[Dataset entries on figures]
━━━━━━━━━━━━━━━━

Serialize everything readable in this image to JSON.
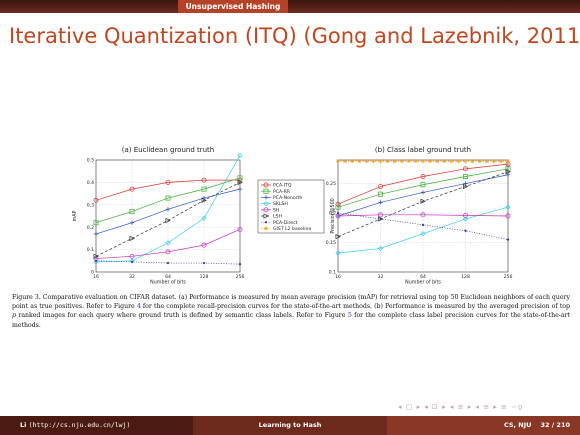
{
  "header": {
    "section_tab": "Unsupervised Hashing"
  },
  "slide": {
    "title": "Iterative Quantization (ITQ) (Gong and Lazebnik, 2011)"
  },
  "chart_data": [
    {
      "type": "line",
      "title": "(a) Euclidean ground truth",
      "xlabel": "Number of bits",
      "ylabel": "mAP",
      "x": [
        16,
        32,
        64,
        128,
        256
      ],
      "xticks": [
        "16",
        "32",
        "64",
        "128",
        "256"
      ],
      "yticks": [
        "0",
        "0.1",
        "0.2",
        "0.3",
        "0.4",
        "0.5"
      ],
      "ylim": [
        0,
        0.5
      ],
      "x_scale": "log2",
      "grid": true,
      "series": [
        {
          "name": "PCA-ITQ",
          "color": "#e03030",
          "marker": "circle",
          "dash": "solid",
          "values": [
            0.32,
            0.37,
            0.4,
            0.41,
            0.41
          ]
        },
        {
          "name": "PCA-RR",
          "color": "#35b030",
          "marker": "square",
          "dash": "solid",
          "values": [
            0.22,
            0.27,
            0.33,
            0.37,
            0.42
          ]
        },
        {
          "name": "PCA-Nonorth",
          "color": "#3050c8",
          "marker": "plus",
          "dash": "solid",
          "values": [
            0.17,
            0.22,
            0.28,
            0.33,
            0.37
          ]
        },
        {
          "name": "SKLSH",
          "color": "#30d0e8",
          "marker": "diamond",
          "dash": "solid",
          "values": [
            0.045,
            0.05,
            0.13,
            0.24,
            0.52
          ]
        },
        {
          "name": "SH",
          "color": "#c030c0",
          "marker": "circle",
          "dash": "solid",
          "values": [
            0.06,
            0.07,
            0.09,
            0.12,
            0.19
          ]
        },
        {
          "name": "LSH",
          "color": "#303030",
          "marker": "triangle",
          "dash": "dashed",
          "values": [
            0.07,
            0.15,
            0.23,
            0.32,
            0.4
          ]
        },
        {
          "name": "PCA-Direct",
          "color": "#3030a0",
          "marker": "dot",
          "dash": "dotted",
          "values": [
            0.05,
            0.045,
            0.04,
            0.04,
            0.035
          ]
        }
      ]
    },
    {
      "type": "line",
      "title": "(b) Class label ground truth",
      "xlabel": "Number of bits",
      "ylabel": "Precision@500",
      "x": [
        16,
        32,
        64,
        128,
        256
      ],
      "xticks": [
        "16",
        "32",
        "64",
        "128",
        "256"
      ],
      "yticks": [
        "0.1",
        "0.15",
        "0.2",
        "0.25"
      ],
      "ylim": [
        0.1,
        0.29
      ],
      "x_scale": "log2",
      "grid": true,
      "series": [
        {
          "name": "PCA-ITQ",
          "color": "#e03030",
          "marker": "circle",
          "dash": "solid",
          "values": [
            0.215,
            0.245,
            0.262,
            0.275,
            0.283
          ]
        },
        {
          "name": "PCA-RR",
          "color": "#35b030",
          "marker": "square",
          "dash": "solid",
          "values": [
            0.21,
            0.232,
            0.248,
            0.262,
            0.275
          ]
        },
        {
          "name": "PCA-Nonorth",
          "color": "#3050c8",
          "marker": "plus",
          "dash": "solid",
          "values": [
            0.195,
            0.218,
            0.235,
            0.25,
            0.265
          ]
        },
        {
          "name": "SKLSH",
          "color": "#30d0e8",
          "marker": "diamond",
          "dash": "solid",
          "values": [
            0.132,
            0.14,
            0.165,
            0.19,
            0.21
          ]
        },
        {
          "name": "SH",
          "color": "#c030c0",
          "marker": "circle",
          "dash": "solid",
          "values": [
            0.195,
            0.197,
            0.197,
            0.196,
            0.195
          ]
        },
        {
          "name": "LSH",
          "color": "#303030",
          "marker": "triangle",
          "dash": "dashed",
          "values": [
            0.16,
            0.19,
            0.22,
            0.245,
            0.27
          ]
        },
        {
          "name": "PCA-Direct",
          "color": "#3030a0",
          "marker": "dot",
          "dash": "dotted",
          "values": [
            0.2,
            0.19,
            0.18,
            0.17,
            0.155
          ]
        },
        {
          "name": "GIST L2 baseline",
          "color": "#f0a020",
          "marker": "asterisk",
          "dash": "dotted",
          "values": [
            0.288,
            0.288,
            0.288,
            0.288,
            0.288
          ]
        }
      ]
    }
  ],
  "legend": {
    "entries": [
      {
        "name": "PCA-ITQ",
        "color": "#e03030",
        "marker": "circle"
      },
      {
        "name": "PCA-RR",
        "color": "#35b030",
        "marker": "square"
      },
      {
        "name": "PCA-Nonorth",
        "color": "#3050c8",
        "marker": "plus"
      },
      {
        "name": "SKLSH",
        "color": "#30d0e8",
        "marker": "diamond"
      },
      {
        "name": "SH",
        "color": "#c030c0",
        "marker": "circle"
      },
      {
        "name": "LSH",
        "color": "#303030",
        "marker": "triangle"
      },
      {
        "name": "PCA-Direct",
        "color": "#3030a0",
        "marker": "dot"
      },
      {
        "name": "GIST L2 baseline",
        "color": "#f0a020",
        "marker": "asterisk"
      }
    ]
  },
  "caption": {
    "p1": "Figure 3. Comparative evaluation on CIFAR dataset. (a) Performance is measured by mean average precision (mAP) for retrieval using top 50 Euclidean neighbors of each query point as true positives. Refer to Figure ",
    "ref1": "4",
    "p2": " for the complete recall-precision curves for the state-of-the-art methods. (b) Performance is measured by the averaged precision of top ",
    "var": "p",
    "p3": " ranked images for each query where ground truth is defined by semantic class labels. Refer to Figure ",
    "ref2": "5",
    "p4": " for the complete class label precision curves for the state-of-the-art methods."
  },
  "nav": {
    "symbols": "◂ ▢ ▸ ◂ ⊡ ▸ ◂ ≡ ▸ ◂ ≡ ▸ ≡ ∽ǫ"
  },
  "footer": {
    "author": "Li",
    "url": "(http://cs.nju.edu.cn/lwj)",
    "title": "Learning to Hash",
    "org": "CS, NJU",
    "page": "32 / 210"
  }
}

━━━━━━━━━━━━━━━━

## WORK TO COMPLETE
Set out every line from the material that contains the string "query".

## CORRECT RESPONSE
    "p1": "Figure 3. Comparative evaluation on CIFAR dataset. (a) Performance is measured by mean average precision (mAP) for retrieval using top 50 Euclidean neighbors of each query point as true positives. Refer to Figure ",
    "p3": " ranked images for each query where ground truth is defined by semantic class labels. Refer to Figure ",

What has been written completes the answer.